:: Instructions for the task ::
Below are records to be output exactly, every one of them.

:: Entries taken from a collection ::
--------

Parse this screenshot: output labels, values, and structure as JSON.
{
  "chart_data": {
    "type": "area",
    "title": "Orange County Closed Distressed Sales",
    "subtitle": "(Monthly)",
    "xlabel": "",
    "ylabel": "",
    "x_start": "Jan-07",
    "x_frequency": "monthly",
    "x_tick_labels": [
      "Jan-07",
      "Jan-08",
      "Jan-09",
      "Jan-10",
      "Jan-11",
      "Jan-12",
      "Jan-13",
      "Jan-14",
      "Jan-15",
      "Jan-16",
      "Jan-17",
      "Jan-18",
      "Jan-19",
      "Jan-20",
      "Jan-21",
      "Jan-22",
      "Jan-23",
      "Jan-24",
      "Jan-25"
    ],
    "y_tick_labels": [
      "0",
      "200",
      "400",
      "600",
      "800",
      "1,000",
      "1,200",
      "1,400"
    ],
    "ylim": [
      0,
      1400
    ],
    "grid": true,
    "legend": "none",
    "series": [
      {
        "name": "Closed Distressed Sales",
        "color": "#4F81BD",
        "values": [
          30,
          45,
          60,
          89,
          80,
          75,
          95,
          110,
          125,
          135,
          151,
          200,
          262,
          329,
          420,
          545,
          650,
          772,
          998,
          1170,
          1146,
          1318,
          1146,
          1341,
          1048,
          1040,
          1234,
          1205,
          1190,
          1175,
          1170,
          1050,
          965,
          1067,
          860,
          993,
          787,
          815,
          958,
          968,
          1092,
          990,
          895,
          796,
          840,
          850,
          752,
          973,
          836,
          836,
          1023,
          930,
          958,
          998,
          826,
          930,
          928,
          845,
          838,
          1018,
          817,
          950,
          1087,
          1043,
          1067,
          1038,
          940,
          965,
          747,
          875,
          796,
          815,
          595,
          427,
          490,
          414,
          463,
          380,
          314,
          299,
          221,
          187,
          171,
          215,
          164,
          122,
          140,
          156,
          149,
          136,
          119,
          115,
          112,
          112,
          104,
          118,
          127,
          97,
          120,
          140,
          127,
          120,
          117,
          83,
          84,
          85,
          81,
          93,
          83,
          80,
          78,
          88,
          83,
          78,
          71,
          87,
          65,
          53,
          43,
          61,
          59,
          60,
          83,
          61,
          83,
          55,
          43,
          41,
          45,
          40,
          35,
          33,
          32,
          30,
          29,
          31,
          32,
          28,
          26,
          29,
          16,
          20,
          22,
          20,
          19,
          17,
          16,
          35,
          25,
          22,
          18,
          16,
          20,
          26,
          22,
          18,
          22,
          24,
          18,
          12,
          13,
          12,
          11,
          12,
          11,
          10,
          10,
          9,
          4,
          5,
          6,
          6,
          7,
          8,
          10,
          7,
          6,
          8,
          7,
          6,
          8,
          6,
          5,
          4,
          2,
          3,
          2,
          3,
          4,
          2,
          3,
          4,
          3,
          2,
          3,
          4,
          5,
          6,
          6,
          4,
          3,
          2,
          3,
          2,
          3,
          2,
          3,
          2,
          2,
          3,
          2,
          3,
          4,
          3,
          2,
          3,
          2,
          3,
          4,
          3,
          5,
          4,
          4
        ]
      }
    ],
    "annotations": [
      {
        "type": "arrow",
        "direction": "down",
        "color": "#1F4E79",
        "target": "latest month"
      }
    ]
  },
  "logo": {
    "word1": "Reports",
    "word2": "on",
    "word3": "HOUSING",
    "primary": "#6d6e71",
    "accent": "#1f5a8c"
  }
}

--------

:: Solution to the exercise ::
Parse this screenshot: output labels, values, and structure as JSON.
{
  "chart_data": {
    "type": "area",
    "title": "Orange County Closed Distressed Sales",
    "subtitle": "(Monthly)",
    "xlabel": "",
    "ylabel": "",
    "x_start": "Jan-07",
    "x_frequency": "monthly",
    "x_tick_labels": [
      "Jan-07",
      "Jan-08",
      "Jan-09",
      "Jan-10",
      "Jan-11",
      "Jan-12",
      "Jan-13",
      "Jan-14",
      "Jan-15",
      "Jan-16",
      "Jan-17",
      "Jan-18",
      "Jan-19",
      "Jan-20",
      "Jan-21",
      "Jan-22",
      "Jan-23",
      "Jan-24",
      "Jan-25"
    ],
    "y_tick_labels": [
      "0",
      "200",
      "400",
      "600",
      "800",
      "1,000",
      "1,200",
      "1,400"
    ],
    "ylim": [
      0,
      1400
    ],
    "grid": true,
    "legend": "none",
    "series": [
      {
        "name": "Closed Distressed Sales",
        "color": "#4F81BD",
        "values": [
          30,
          45,
          60,
          89,
          80,
          75,
          95,
          110,
          125,
          135,
          151,
          200,
          262,
          329,
          420,
          545,
          650,
          772,
          998,
          1170,
          1146,
          1318,
          1146,
          1341,
          1048,
          1040,
          1234,
          1205,
          1190,
          1175,
          1170,
          1050,
          965,
          1067,
          860,
          993,
          787,
          815,
          958,
          968,
          1092,
          990,
          895,
          796,
          840,
          850,
          752,
          973,
          836,
          836,
          1023,
          930,
          958,
          998,
          826,
          930,
          928,
          845,
          838,
          1018,
          817,
          950,
          1087,
          1043,
          1067,
          1038,
          940,
          965,
          747,
          875,
          796,
          815,
          595,
          427,
          490,
          414,
          463,
          380,
          314,
          299,
          221,
          187,
          171,
          215,
          164,
          122,
          140,
          156,
          149,
          136,
          119,
          115,
          112,
          112,
          104,
          118,
          127,
          97,
          120,
          140,
          127,
          120,
          117,
          83,
          84,
          85,
          81,
          93,
          83,
          80,
          78,
          88,
          83,
          78,
          71,
          87,
          65,
          53,
          43,
          61,
          59,
          60,
          83,
          61,
          83,
          55,
          43,
          41,
          45,
          40,
          35,
          33,
          32,
          30,
          29,
          31,
          32,
          28,
          26,
          29,
          16,
          20,
          22,
          20,
          19,
          17,
          16,
          35,
          25,
          22,
          18,
          16,
          20,
          26,
          22,
          18,
          22,
          24,
          18,
          12,
          13,
          12,
          11,
          12,
          11,
          10,
          10,
          9,
          4,
          5,
          6,
          6,
          7,
          8,
          10,
          7,
          6,
          8,
          7,
          6,
          8,
          6,
          5,
          4,
          2,
          3,
          2,
          3,
          4,
          2,
          3,
          4,
          3,
          2,
          3,
          4,
          5,
          6,
          6,
          4,
          3,
          2,
          3,
          2,
          3,
          2,
          3,
          2,
          2,
          3,
          2,
          3,
          4,
          3,
          2,
          3,
          2,
          3,
          4,
          3,
          5,
          4,
          4
        ]
      }
    ],
    "annotations": [
      {
        "type": "arrow",
        "direction": "down",
        "color": "#1F4E79",
        "target": "latest month"
      }
    ]
  },
  "logo": {
    "word1": "Reports",
    "word2": "on",
    "word3": "HOUSING",
    "primary": "#6d6e71",
    "accent": "#1f5a8c"
  }
}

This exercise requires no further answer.